____ LISTING

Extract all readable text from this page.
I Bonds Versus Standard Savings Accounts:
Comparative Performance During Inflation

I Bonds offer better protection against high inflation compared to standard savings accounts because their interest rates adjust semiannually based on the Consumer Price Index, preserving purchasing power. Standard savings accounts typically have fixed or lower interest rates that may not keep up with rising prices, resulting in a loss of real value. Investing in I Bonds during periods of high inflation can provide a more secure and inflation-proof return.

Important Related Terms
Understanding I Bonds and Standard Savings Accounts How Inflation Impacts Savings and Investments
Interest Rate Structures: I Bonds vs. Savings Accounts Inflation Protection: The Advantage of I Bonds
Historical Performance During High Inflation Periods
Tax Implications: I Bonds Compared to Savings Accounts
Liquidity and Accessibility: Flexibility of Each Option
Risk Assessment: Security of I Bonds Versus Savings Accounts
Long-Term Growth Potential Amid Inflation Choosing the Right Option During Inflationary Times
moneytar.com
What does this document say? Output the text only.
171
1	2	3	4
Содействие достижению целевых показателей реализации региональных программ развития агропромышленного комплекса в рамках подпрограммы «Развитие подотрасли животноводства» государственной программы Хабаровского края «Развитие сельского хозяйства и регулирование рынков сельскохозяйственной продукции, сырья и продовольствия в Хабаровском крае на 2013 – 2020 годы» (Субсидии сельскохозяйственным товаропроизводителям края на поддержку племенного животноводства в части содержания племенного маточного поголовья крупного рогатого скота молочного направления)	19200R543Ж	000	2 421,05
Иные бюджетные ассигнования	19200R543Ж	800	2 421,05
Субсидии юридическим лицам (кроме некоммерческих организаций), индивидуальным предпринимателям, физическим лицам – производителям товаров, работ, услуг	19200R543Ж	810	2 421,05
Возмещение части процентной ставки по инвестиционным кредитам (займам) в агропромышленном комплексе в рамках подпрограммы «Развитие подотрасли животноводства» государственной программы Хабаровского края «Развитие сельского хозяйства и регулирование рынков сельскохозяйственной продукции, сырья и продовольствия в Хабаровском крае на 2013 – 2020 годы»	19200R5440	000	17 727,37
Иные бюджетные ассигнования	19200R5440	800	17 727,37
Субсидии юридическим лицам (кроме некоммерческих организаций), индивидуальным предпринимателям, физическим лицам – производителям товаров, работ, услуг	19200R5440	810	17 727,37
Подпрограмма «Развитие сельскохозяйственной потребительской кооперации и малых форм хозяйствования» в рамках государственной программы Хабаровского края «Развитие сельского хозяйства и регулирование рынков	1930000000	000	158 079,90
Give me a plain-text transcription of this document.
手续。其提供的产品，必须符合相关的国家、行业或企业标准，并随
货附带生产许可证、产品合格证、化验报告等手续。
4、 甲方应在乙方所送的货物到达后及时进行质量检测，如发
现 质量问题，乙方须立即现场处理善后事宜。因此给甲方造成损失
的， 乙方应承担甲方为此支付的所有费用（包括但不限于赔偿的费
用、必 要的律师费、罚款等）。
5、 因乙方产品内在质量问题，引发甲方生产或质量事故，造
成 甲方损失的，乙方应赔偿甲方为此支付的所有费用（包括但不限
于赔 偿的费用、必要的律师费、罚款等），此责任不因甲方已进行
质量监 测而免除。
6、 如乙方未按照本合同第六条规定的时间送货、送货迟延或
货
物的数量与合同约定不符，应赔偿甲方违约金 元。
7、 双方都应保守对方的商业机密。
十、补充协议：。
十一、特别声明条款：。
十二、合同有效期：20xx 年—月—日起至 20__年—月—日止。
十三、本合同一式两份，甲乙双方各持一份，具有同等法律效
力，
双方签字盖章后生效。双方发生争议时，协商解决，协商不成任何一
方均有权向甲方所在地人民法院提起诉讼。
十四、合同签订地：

________

# JOB
Extract all of the data above and output it character for character.

# RESPONSE TO THIS TASK
Extract all readable text from this page.
I Bonds Versus Standard Savings Accounts:
Comparative Performance During Inflation

I Bonds offer better protection against high inflation compared to standard savings accounts because their interest rates adjust semiannually based on the Consumer Price Index, preserving purchasing power. Standard savings accounts typically have fixed or lower interest rates that may not keep up with rising prices, resulting in a loss of real value. Investing in I Bonds during periods of high inflation can provide a more secure and inflation-proof return.

Important Related Terms
Understanding I Bonds and Standard Savings Accounts How Inflation Impacts Savings and Investments
Interest Rate Structures: I Bonds vs. Savings Accounts Inflation Protection: The Advantage of I Bonds
Historical Performance During High Inflation Periods
Tax Implications: I Bonds Compared to Savings Accounts
Liquidity and Accessibility: Flexibility of Each Option
Risk Assessment: Security of I Bonds Versus Savings Accounts
Long-Term Growth Potential Amid Inflation Choosing the Right Option During Inflationary Times
moneytar.com
What does this document say? Output the text only.
171
1	2	3	4
Содействие достижению целевых показателей реализации региональных программ развития агропромышленного комплекса в рамках подпрограммы «Развитие подотрасли животноводства» государственной программы Хабаровского края «Развитие сельского хозяйства и регулирование рынков сельскохозяйственной продукции, сырья и продовольствия в Хабаровском крае на 2013 – 2020 годы» (Субсидии сельскохозяйственным товаропроизводителям края на поддержку племенного животноводства в части содержания племенного маточного поголовья крупного рогатого скота молочного направления)	19200R543Ж	000	2 421,05
Иные бюджетные ассигнования	19200R543Ж	800	2 421,05
Субсидии юридическим лицам (кроме некоммерческих организаций), индивидуальным предпринимателям, физическим лицам – производителям товаров, работ, услуг	19200R543Ж	810	2 421,05
Возмещение части процентной ставки по инвестиционным кредитам (займам) в агропромышленном комплексе в рамках подпрограммы «Развитие подотрасли животноводства» государственной программы Хабаровского края «Развитие сельского хозяйства и регулирование рынков сельскохозяйственной продукции, сырья и продовольствия в Хабаровском крае на 2013 – 2020 годы»	19200R5440	000	17 727,37
Иные бюджетные ассигнования	19200R5440	800	17 727,37
Субсидии юридическим лицам (кроме некоммерческих организаций), индивидуальным предпринимателям, физическим лицам – производителям товаров, работ, услуг	19200R5440	810	17 727,37
Подпрограмма «Развитие сельскохозяйственной потребительской кооперации и малых форм хозяйствования» в рамках государственной программы Хабаровского края «Развитие сельского хозяйства и регулирование рынков	1930000000	000	158 079,90
Give me a plain-text transcription of this document.
手续。其提供的产品，必须符合相关的国家、行业或企业标准，并随
货附带生产许可证、产品合格证、化验报告等手续。
4、 甲方应在乙方所送的货物到达后及时进行质量检测，如发
现 质量问题，乙方须立即现场处理善后事宜。因此给甲方造成损失
的， 乙方应承担甲方为此支付的所有费用（包括但不限于赔偿的费
用、必 要的律师费、罚款等）。
5、 因乙方产品内在质量问题，引发甲方生产或质量事故，造
成 甲方损失的，乙方应赔偿甲方为此支付的所有费用（包括但不限
于赔 偿的费用、必要的律师费、罚款等），此责任不因甲方已进行
质量监 测而免除。
6、 如乙方未按照本合同第六条规定的时间送货、送货迟延或
货
物的数量与合同约定不符，应赔偿甲方违约金 元。
7、 双方都应保守对方的商业机密。
十、补充协议：。
十一、特别声明条款：。
十二、合同有效期：20xx 年—月—日起至 20__年—月—日止。
十三、本合同一式两份，甲乙双方各持一份，具有同等法律效
力，
双方签字盖章后生效。双方发生争议时，协商解决，协商不成任何一
方均有权向甲方所在地人民法院提起诉讼。
十四、合同签订地：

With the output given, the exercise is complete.